Data excerpts ::
——

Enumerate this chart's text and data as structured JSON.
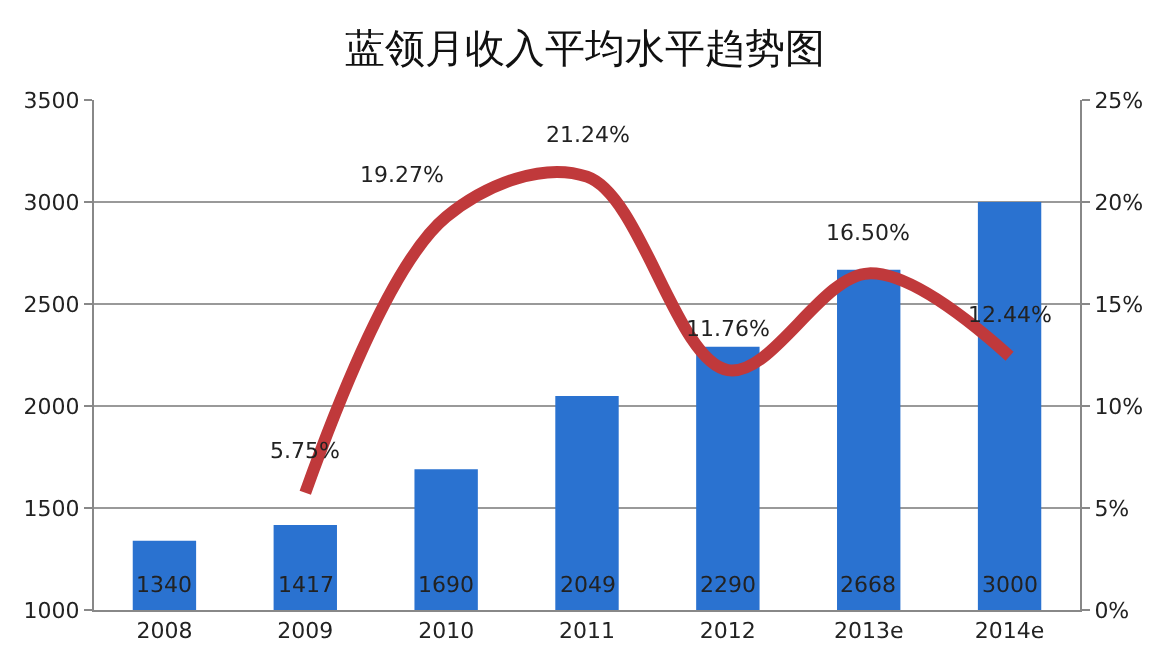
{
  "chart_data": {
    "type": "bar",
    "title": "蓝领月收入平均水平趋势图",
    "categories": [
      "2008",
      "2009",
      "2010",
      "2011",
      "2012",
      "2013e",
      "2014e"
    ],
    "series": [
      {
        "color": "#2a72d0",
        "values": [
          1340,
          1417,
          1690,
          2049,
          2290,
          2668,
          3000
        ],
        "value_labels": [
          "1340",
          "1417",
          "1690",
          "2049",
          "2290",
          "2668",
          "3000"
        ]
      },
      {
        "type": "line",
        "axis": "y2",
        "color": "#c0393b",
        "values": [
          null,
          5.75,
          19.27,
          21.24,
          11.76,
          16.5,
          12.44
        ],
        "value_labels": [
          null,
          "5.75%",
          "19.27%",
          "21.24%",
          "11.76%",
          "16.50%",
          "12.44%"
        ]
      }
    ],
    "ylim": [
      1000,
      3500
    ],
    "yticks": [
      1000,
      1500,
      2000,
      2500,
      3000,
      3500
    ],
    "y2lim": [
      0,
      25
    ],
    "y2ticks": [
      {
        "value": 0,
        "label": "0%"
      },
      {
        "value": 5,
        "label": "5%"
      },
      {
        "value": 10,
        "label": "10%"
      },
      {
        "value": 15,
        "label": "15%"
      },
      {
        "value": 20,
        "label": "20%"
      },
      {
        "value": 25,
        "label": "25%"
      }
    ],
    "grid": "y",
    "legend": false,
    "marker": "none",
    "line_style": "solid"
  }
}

——

What is expected :: Your copy should hold every record word for word and none of the pictures.

Worked answer ::
Enumerate this chart's text and data as structured JSON.
{
  "chart_data": {
    "type": "bar",
    "title": "蓝领月收入平均水平趋势图",
    "categories": [
      "2008",
      "2009",
      "2010",
      "2011",
      "2012",
      "2013e",
      "2014e"
    ],
    "series": [
      {
        "color": "#2a72d0",
        "values": [
          1340,
          1417,
          1690,
          2049,
          2290,
          2668,
          3000
        ],
        "value_labels": [
          "1340",
          "1417",
          "1690",
          "2049",
          "2290",
          "2668",
          "3000"
        ]
      },
      {
        "type": "line",
        "axis": "y2",
        "color": "#c0393b",
        "values": [
          null,
          5.75,
          19.27,
          21.24,
          11.76,
          16.5,
          12.44
        ],
        "value_labels": [
          null,
          "5.75%",
          "19.27%",
          "21.24%",
          "11.76%",
          "16.50%",
          "12.44%"
        ]
      }
    ],
    "ylim": [
      1000,
      3500
    ],
    "yticks": [
      1000,
      1500,
      2000,
      2500,
      3000,
      3500
    ],
    "y2lim": [
      0,
      25
    ],
    "y2ticks": [
      {
        "value": 0,
        "label": "0%"
      },
      {
        "value": 5,
        "label": "5%"
      },
      {
        "value": 10,
        "label": "10%"
      },
      {
        "value": 15,
        "label": "15%"
      },
      {
        "value": 20,
        "label": "20%"
      },
      {
        "value": 25,
        "label": "25%"
      }
    ],
    "grid": "y",
    "legend": false,
    "marker": "none",
    "line_style": "solid"
  }
}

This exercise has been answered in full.